● What is being asked
Assemble all lines in which the string "purple" appears.

● Entries supplied
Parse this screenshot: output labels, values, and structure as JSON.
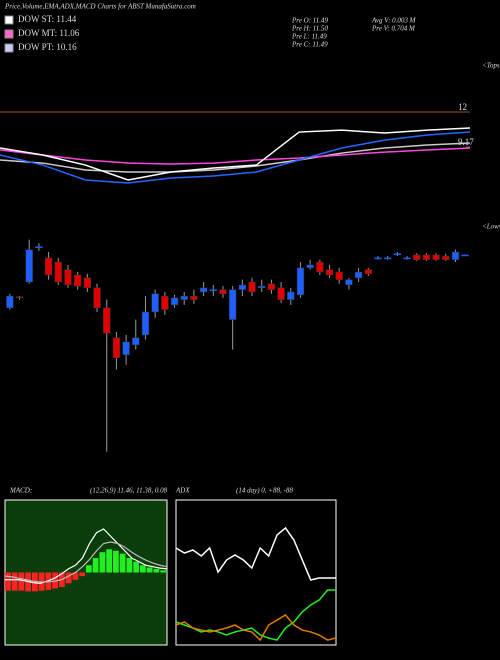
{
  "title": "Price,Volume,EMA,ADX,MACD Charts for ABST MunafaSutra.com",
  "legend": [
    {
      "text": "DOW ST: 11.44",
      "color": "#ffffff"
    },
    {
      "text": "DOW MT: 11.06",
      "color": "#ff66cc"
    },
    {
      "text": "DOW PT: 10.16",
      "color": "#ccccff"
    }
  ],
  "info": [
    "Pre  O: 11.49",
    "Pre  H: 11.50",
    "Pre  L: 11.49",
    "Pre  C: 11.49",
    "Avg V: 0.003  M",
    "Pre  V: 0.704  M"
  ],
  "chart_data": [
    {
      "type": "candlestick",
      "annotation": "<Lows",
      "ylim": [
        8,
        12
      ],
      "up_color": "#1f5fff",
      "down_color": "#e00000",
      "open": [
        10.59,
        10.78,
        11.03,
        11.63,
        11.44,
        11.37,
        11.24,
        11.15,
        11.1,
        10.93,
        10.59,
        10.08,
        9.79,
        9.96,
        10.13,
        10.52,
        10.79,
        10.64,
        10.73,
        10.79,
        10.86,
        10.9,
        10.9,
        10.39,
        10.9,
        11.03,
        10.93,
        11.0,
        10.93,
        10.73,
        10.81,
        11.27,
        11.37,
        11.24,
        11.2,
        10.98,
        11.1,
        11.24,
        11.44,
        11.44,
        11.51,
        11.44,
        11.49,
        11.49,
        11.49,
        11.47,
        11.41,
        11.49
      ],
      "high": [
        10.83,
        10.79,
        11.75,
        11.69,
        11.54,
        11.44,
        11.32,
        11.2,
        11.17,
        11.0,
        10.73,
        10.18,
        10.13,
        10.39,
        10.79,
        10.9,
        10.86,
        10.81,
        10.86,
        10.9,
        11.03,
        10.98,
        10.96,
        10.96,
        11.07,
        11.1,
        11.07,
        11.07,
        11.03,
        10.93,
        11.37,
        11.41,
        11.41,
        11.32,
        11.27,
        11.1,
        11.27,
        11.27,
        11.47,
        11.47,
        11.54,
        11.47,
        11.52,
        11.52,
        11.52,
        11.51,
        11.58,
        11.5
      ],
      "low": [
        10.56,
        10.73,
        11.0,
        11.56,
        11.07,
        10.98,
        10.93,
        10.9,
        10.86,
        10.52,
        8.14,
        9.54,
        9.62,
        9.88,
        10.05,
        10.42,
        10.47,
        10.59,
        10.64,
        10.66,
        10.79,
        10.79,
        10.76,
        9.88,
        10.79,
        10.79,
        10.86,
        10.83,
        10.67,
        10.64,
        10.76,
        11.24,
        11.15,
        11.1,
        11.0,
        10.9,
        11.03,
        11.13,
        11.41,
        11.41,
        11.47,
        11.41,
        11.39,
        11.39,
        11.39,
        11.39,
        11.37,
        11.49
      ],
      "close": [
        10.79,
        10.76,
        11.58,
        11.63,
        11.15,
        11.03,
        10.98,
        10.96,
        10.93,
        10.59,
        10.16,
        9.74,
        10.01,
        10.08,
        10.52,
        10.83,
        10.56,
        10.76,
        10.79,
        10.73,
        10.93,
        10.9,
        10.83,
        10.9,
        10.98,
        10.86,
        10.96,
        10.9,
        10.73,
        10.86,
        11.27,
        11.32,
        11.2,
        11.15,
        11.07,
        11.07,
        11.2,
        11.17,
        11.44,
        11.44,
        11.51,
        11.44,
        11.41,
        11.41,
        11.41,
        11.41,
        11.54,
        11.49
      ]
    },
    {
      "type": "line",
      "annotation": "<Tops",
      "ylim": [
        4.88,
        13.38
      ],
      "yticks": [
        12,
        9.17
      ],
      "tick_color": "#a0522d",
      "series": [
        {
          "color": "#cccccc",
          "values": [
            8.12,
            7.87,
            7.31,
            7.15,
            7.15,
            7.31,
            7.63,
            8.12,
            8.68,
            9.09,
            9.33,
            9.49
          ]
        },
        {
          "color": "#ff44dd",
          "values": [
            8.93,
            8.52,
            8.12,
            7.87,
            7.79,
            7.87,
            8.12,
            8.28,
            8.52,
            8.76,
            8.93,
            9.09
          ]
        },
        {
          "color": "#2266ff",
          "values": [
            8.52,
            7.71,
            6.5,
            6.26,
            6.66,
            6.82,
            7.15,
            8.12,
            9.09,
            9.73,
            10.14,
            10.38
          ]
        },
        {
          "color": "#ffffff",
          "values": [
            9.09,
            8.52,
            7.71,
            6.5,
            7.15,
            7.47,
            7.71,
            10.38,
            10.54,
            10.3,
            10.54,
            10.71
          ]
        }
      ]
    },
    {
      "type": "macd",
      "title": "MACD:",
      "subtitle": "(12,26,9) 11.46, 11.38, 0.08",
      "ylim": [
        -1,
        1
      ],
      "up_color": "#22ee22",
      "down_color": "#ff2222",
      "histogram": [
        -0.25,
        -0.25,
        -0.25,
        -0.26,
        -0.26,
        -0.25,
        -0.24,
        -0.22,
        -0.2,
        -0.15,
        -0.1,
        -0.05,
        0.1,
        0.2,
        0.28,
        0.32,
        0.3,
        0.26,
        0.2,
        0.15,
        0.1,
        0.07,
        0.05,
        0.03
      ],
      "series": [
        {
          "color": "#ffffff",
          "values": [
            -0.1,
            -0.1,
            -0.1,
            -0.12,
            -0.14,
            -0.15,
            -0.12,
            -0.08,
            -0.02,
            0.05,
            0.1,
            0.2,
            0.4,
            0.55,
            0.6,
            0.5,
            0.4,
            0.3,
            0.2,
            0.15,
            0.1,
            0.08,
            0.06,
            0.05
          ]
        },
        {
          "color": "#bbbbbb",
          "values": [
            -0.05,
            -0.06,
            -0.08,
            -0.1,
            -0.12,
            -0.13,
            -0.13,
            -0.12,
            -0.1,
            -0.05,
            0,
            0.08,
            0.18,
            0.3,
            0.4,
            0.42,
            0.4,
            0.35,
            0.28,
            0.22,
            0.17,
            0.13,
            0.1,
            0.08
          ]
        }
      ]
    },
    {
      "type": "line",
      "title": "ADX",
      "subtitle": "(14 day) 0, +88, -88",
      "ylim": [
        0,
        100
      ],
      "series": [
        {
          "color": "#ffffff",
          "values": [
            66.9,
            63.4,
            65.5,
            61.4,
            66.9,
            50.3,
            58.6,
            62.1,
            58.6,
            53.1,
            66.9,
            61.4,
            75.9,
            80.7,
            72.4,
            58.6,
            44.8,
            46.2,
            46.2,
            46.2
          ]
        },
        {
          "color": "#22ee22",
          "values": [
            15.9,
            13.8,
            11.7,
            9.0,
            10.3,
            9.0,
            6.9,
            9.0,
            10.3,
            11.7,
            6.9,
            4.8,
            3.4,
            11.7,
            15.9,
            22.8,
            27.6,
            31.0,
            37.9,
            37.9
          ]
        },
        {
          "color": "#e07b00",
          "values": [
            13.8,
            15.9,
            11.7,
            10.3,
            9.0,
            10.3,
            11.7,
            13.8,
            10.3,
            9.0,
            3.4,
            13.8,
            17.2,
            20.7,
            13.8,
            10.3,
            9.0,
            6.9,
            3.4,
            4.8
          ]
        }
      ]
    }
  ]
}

==

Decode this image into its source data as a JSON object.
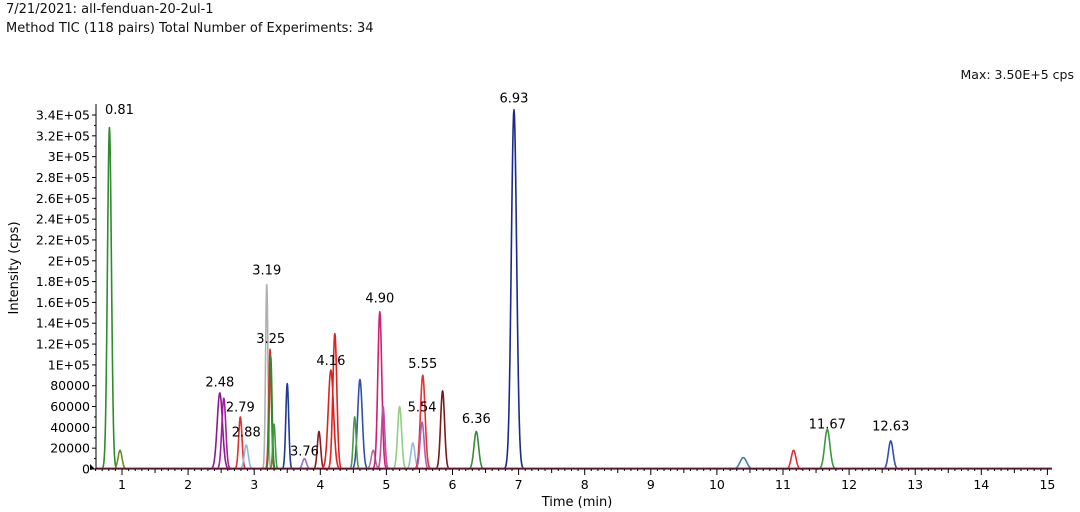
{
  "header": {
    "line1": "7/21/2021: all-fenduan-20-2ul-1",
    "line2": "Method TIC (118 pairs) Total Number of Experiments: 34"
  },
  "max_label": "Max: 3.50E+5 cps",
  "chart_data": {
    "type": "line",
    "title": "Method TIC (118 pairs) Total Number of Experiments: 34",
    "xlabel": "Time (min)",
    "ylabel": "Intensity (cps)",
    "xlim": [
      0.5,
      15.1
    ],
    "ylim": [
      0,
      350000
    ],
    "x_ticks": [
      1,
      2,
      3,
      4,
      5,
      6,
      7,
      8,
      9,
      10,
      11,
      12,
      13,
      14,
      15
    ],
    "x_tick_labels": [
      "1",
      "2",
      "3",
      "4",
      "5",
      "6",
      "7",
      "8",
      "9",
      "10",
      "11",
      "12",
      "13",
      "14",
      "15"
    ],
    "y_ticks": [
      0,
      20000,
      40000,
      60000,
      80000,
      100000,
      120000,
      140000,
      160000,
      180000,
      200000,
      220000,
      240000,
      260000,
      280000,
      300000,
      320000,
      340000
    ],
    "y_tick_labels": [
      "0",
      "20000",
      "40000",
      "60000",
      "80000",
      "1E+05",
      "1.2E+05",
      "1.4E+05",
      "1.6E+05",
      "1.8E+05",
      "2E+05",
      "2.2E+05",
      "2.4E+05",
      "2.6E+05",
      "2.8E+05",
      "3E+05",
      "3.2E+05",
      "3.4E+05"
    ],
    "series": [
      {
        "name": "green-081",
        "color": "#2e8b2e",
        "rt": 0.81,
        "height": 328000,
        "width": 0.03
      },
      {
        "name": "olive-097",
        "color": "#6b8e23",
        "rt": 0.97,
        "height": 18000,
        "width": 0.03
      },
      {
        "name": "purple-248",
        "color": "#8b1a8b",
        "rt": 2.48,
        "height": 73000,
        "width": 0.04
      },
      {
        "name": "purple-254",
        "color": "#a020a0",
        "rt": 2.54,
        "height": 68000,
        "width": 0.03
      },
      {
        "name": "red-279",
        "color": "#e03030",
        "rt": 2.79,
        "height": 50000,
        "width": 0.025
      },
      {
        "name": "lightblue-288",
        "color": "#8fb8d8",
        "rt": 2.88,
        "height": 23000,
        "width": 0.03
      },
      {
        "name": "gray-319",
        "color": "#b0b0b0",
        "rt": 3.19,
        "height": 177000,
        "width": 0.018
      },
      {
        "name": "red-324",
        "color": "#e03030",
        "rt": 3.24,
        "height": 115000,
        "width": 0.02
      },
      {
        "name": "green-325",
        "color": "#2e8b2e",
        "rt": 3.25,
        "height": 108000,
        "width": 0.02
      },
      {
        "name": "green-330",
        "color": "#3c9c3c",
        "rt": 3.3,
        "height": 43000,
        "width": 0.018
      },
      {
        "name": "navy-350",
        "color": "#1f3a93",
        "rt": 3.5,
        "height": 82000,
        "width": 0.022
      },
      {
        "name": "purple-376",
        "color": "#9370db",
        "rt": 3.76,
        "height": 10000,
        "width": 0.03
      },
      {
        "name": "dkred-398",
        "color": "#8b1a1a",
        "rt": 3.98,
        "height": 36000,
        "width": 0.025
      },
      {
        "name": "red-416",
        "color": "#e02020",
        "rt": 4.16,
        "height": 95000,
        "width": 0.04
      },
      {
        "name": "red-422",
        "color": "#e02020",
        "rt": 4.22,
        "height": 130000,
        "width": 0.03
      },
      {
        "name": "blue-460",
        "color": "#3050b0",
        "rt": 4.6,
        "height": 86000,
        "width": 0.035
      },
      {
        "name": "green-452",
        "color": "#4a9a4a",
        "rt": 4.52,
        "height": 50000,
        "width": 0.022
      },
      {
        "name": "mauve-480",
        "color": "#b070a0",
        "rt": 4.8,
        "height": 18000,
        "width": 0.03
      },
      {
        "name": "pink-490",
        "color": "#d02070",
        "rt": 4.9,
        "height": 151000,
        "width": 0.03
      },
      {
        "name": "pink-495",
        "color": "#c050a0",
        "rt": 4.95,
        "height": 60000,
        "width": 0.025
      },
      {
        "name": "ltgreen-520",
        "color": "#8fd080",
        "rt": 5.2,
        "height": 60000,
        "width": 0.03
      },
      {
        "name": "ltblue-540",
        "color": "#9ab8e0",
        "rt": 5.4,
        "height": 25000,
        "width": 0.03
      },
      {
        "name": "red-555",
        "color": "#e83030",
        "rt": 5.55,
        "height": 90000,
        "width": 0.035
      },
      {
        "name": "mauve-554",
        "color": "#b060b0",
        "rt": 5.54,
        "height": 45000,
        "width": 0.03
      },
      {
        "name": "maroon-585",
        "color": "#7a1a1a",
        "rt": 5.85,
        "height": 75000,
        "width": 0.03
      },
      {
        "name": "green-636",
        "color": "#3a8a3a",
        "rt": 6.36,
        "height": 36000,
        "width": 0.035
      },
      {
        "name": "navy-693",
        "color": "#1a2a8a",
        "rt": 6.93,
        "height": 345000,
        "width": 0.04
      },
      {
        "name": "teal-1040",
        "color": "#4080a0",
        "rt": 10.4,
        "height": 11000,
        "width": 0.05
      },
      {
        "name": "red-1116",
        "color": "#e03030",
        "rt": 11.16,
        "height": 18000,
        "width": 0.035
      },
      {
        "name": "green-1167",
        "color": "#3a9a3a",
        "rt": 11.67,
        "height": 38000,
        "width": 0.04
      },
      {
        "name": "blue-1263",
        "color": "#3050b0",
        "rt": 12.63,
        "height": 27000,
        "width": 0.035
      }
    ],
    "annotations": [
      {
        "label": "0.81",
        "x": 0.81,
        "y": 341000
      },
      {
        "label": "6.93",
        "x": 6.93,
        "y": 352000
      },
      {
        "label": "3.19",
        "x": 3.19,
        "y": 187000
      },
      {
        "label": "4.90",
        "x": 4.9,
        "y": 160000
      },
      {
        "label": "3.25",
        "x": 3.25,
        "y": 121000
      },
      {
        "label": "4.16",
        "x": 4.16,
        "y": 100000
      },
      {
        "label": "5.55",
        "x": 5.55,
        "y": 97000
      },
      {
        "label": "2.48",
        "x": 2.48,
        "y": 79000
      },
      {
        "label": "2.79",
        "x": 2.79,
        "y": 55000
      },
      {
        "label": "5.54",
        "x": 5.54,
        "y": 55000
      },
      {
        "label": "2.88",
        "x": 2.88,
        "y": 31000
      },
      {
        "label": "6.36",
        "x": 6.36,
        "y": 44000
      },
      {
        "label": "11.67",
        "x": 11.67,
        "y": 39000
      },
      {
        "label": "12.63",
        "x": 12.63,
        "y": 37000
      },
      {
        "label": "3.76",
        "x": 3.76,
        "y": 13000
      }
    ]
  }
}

● Final answer
        "name": "purple-248",
        "name": "purple-254",
        "name": "purple-376",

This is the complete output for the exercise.